▽
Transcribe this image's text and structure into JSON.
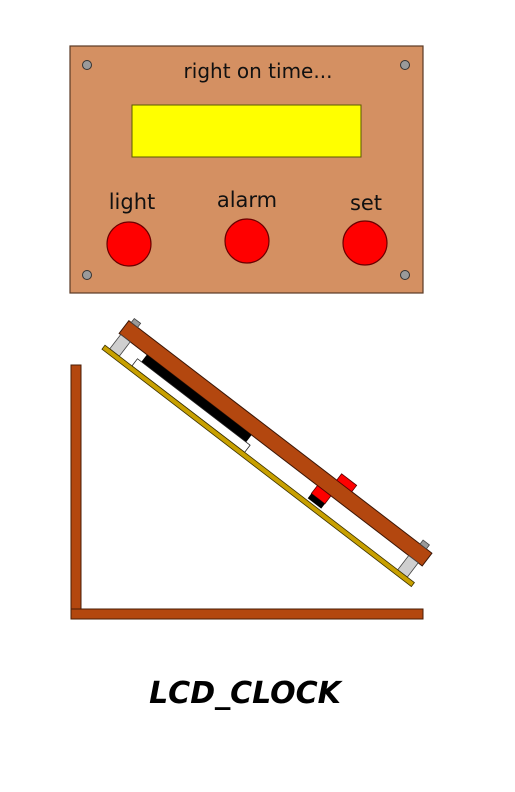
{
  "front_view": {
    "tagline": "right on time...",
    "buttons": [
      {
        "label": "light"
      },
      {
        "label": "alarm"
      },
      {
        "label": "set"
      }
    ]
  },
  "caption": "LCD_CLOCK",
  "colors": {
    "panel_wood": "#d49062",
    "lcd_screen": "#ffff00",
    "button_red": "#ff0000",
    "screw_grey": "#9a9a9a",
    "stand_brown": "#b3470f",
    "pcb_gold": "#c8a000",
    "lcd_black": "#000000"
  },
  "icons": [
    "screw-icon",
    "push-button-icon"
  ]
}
△
▽
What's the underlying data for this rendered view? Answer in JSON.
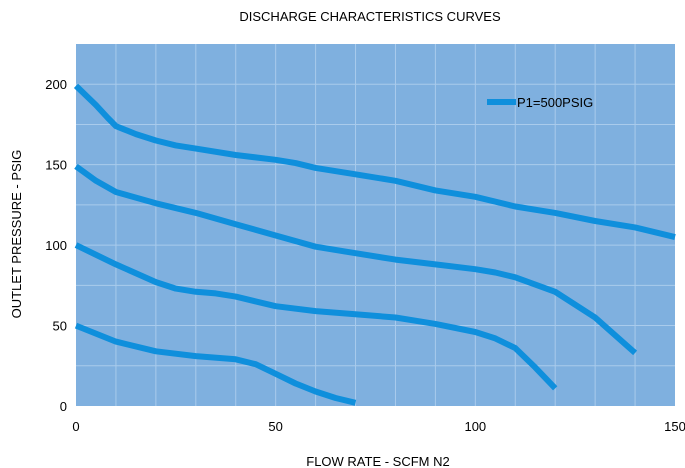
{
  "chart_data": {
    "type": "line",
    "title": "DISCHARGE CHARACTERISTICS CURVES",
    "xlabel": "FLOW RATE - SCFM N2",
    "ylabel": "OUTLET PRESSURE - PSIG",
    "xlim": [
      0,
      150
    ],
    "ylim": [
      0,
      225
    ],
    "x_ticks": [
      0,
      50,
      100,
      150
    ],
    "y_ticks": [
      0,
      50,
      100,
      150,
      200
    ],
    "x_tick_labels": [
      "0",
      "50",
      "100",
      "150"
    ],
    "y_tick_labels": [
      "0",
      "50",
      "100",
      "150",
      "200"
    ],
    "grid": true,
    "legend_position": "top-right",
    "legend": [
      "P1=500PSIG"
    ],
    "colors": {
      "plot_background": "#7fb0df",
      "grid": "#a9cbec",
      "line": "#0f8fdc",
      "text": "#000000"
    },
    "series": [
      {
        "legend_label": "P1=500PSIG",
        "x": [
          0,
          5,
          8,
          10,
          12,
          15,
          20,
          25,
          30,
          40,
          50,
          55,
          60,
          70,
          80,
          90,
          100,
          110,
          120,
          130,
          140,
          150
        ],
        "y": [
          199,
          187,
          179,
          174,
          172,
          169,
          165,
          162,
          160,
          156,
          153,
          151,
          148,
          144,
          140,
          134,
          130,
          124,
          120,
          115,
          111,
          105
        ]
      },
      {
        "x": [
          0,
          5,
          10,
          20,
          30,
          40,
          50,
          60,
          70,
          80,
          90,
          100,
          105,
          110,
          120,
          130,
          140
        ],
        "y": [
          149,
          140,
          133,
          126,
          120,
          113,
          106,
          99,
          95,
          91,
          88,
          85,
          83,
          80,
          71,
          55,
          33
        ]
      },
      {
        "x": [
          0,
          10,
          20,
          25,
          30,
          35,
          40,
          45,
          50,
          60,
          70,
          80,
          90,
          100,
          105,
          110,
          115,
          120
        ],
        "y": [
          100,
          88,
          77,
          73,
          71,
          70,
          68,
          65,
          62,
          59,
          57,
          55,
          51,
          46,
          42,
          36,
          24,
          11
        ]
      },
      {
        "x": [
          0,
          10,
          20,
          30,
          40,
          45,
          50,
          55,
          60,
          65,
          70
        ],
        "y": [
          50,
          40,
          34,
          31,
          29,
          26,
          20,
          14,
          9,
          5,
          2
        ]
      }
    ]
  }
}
△
▶ Set problem:
Which lines contain the word "right"? Copy each of them.

▶ Response to the exercise:
    "tagline": "right on time...",
    "legend_position": "top-right",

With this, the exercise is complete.